→ Goal of the exercise
Copy each line where the word "wala" occurs.

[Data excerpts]
········
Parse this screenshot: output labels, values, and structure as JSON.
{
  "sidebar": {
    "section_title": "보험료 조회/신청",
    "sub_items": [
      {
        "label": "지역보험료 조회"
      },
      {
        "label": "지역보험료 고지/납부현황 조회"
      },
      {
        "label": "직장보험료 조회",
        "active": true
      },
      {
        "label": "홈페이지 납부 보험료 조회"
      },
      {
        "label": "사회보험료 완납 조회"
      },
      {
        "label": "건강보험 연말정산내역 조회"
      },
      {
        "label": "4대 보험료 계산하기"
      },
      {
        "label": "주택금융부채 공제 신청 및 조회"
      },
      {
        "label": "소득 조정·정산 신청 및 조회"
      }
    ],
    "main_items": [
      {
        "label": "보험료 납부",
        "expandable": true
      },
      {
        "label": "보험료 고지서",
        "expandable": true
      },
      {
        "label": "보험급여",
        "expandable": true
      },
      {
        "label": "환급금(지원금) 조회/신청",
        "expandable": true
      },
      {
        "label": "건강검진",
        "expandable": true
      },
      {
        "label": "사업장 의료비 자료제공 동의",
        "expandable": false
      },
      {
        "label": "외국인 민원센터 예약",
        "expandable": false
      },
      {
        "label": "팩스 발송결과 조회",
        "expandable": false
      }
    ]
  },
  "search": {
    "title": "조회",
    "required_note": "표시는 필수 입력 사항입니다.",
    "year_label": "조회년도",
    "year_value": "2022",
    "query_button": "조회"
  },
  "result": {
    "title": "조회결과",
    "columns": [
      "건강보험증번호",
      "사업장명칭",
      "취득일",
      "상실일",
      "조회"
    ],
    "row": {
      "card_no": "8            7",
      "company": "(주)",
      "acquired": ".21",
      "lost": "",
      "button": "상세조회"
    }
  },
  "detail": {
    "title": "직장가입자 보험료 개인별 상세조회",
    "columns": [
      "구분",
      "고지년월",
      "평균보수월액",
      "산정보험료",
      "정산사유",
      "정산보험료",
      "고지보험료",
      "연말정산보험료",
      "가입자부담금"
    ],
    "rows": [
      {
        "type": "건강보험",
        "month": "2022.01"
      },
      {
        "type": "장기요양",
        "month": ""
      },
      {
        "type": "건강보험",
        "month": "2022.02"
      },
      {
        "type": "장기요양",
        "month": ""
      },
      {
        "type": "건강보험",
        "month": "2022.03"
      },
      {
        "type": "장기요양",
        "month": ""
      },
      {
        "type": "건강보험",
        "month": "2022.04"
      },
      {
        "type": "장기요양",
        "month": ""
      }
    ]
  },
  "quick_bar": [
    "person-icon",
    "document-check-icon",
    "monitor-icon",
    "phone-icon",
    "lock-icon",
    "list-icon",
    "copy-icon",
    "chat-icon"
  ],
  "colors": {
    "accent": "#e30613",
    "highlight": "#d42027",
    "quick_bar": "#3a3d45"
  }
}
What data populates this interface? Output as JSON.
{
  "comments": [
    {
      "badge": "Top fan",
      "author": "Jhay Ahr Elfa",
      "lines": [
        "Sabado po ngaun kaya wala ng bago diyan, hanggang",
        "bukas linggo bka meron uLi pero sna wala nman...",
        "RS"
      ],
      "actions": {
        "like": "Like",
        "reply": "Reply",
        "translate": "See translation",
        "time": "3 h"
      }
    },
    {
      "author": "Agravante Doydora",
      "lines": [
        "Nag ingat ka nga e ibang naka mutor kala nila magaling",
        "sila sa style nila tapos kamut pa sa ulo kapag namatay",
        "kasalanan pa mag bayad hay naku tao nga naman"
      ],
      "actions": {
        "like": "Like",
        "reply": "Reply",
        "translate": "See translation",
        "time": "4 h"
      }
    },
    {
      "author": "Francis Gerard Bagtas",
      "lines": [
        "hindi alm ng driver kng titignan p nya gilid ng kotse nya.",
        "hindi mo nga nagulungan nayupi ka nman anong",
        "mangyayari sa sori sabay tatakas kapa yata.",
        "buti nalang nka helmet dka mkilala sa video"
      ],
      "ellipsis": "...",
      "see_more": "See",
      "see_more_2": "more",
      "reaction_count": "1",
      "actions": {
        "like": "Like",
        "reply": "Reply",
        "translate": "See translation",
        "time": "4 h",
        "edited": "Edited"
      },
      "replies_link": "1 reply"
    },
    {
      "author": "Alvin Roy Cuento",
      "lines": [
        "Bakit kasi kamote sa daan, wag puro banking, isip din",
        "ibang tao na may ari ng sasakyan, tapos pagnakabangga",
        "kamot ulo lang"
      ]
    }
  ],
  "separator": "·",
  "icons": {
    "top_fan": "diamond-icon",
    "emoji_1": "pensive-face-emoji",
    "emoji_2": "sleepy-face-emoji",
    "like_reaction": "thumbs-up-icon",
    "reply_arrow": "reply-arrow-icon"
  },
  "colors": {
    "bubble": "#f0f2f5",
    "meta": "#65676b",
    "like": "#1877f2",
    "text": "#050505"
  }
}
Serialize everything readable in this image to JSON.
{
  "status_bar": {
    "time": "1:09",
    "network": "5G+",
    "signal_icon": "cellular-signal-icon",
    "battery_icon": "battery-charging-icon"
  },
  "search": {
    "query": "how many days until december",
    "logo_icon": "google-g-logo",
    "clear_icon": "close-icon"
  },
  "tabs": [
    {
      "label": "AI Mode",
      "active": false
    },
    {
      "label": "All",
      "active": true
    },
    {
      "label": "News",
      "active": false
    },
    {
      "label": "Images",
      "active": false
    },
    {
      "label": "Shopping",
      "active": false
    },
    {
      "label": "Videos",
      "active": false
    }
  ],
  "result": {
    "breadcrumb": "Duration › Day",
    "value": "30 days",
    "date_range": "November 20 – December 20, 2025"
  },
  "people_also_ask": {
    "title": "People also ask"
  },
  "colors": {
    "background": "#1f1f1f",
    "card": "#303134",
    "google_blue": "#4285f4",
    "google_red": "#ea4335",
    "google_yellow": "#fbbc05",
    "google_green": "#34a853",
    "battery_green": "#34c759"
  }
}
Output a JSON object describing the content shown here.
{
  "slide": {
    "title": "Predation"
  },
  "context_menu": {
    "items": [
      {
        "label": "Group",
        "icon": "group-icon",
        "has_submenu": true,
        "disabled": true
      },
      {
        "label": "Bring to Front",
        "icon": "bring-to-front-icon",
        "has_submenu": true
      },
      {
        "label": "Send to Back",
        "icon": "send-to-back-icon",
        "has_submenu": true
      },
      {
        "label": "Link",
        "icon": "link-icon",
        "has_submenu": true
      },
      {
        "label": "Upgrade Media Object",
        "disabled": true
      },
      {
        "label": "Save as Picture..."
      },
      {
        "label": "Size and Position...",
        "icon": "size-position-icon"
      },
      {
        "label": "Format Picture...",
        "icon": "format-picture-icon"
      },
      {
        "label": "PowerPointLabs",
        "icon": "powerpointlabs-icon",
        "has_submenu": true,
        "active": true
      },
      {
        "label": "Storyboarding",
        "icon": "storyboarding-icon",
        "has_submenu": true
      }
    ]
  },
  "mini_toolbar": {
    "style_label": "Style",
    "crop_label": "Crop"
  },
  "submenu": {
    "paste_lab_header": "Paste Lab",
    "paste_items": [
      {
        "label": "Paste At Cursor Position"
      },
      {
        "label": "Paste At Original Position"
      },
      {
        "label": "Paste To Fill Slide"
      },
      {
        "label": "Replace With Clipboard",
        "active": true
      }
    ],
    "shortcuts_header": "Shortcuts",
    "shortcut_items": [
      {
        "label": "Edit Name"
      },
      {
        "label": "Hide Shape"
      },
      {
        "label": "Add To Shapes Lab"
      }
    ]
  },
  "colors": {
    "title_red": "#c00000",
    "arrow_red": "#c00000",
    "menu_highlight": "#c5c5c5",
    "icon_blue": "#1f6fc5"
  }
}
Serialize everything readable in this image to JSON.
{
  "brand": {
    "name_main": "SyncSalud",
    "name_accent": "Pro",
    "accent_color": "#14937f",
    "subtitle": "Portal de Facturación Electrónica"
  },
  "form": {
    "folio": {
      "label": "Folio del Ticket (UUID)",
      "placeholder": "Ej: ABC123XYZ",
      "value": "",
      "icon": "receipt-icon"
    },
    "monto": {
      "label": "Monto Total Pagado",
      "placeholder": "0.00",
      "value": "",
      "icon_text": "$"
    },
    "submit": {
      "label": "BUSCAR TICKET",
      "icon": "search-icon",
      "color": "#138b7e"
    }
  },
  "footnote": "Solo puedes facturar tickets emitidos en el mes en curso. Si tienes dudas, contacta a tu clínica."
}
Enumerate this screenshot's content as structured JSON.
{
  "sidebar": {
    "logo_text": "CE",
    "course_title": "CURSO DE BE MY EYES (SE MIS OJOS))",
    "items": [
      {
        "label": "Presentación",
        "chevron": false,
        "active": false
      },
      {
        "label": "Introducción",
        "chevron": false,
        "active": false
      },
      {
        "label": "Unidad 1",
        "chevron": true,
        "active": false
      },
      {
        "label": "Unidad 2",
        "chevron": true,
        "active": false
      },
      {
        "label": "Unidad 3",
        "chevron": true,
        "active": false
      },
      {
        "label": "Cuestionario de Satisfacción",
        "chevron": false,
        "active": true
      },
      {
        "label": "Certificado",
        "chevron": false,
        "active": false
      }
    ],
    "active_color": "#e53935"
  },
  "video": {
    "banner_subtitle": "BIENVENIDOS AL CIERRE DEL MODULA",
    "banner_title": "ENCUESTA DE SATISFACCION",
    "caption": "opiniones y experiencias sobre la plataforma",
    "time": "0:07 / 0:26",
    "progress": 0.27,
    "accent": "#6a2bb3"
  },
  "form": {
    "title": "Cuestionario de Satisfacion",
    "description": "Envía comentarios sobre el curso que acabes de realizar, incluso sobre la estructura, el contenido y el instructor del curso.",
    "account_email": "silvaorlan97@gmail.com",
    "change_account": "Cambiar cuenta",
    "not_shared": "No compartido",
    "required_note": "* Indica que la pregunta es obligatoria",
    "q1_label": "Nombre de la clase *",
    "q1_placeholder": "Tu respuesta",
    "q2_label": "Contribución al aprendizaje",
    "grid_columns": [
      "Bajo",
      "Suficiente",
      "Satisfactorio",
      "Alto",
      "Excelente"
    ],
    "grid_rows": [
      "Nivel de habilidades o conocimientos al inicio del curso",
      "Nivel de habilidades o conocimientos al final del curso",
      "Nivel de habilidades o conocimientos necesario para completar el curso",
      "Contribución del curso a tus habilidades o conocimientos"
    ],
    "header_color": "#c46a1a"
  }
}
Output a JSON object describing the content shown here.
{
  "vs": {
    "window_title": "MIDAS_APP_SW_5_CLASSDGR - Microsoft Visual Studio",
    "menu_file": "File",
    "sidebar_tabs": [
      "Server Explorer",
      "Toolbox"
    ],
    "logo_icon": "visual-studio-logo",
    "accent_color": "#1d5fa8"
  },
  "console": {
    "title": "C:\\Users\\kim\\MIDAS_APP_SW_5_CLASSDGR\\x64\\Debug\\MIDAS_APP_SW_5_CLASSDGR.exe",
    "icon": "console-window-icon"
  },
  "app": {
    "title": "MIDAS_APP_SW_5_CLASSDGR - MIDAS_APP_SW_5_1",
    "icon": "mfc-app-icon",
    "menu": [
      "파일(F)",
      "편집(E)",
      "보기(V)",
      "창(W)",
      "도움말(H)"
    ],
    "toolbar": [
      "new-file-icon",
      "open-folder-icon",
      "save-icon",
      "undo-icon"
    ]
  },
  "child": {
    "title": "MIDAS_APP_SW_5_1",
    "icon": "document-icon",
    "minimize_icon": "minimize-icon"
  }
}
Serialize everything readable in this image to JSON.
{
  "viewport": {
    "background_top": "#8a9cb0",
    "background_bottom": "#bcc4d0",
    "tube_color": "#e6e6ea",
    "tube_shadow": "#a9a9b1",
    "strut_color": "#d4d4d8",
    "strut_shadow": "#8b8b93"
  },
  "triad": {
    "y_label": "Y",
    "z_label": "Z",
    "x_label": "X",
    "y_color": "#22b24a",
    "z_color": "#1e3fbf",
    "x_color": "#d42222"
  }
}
········
→ Written response
        "Sabado po ngaun kaya wala ng bago diyan, hanggang",
        "bukas linggo bka meron uLi pero sna wala nman...",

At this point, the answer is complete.